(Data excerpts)
———
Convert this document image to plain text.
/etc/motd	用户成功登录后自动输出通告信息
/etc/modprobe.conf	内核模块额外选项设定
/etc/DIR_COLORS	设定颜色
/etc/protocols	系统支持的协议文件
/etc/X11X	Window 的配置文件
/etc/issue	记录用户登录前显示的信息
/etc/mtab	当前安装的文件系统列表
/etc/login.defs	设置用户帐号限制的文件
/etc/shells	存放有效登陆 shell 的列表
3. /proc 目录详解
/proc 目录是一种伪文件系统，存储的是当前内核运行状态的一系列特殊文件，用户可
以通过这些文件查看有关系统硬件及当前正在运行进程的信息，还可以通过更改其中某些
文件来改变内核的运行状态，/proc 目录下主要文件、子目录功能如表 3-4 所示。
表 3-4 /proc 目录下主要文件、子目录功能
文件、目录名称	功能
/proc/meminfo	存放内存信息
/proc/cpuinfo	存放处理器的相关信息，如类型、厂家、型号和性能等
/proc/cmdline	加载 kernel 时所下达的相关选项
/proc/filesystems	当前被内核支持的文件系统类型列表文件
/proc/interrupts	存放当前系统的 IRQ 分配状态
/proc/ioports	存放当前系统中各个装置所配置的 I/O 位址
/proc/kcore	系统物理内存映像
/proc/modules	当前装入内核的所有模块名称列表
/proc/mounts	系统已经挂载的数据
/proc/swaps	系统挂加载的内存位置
———
GIVEN EXERCISE. Write out the complete set of records exactly as given.

PROBLEM SOLUTION.
Convert this document image to plain text.
/etc/motd	用户成功登录后自动输出通告信息
/etc/modprobe.conf	内核模块额外选项设定
/etc/DIR_COLORS	设定颜色
/etc/protocols	系统支持的协议文件
/etc/X11X	Window 的配置文件
/etc/issue	记录用户登录前显示的信息
/etc/mtab	当前安装的文件系统列表
/etc/login.defs	设置用户帐号限制的文件
/etc/shells	存放有效登陆 shell 的列表
3. /proc 目录详解
/proc 目录是一种伪文件系统，存储的是当前内核运行状态的一系列特殊文件，用户可
以通过这些文件查看有关系统硬件及当前正在运行进程的信息，还可以通过更改其中某些
文件来改变内核的运行状态，/proc 目录下主要文件、子目录功能如表 3-4 所示。
表 3-4 /proc 目录下主要文件、子目录功能
文件、目录名称	功能
/proc/meminfo	存放内存信息
/proc/cpuinfo	存放处理器的相关信息，如类型、厂家、型号和性能等
/proc/cmdline	加载 kernel 时所下达的相关选项
/proc/filesystems	当前被内核支持的文件系统类型列表文件
/proc/interrupts	存放当前系统的 IRQ 分配状态
/proc/ioports	存放当前系统中各个装置所配置的 I/O 位址
/proc/kcore	系统物理内存映像
/proc/modules	当前装入内核的所有模块名称列表
/proc/mounts	系统已经挂载的数据
/proc/swaps	系统挂加载的内存位置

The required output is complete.